[Exercise requirements]:
Take the listing and print it in full, exactly as given.

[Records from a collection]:

* Start *

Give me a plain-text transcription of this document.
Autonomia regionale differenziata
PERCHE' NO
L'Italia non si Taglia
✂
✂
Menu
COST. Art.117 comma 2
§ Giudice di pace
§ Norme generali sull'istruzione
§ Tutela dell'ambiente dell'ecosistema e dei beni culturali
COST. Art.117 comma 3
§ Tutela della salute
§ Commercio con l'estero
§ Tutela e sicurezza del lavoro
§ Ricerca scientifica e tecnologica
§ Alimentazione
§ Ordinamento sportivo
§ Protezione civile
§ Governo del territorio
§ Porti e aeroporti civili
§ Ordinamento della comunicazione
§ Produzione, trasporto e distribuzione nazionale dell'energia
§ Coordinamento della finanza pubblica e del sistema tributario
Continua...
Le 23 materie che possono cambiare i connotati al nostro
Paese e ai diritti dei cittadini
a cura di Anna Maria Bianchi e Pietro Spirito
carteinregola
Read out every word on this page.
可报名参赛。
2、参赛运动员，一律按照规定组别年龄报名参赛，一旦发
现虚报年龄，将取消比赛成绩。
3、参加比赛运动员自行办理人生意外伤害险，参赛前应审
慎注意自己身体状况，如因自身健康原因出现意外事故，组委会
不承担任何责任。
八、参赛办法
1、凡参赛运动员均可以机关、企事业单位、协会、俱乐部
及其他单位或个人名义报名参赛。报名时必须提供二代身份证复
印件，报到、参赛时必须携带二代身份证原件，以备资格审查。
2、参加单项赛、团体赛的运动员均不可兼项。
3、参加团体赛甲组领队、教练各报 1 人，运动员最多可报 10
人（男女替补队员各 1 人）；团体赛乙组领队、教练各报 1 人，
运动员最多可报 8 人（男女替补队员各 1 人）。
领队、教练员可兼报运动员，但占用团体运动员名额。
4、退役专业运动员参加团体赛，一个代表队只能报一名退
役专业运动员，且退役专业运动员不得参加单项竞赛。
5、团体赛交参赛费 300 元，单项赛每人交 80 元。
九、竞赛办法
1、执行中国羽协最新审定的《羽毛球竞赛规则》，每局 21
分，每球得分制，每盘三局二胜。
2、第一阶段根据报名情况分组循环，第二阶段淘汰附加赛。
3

* End *

[Answer to the task]:
Give me a plain-text transcription of this document.
Autonomia regionale differenziata
PERCHE' NO
L'Italia non si Taglia
✂
✂
Menu
COST. Art.117 comma 2
§ Giudice di pace
§ Norme generali sull'istruzione
§ Tutela dell'ambiente dell'ecosistema e dei beni culturali
COST. Art.117 comma 3
§ Tutela della salute
§ Commercio con l'estero
§ Tutela e sicurezza del lavoro
§ Ricerca scientifica e tecnologica
§ Alimentazione
§ Ordinamento sportivo
§ Protezione civile
§ Governo del territorio
§ Porti e aeroporti civili
§ Ordinamento della comunicazione
§ Produzione, trasporto e distribuzione nazionale dell'energia
§ Coordinamento della finanza pubblica e del sistema tributario
Continua...
Le 23 materie che possono cambiare i connotati al nostro
Paese e ai diritti dei cittadini
a cura di Anna Maria Bianchi e Pietro Spirito
carteinregola
Read out every word on this page.
可报名参赛。
2、参赛运动员，一律按照规定组别年龄报名参赛，一旦发
现虚报年龄，将取消比赛成绩。
3、参加比赛运动员自行办理人生意外伤害险，参赛前应审
慎注意自己身体状况，如因自身健康原因出现意外事故，组委会
不承担任何责任。
八、参赛办法
1、凡参赛运动员均可以机关、企事业单位、协会、俱乐部
及其他单位或个人名义报名参赛。报名时必须提供二代身份证复
印件，报到、参赛时必须携带二代身份证原件，以备资格审查。
2、参加单项赛、团体赛的运动员均不可兼项。
3、参加团体赛甲组领队、教练各报 1 人，运动员最多可报 10
人（男女替补队员各 1 人）；团体赛乙组领队、教练各报 1 人，
运动员最多可报 8 人（男女替补队员各 1 人）。
领队、教练员可兼报运动员，但占用团体运动员名额。
4、退役专业运动员参加团体赛，一个代表队只能报一名退
役专业运动员，且退役专业运动员不得参加单项竞赛。
5、团体赛交参赛费 300 元，单项赛每人交 80 元。
九、竞赛办法
1、执行中国羽协最新审定的《羽毛球竞赛规则》，每局 21
分，每球得分制，每盘三局二胜。
2、第一阶段根据报名情况分组循环，第二阶段淘汰附加赛。
3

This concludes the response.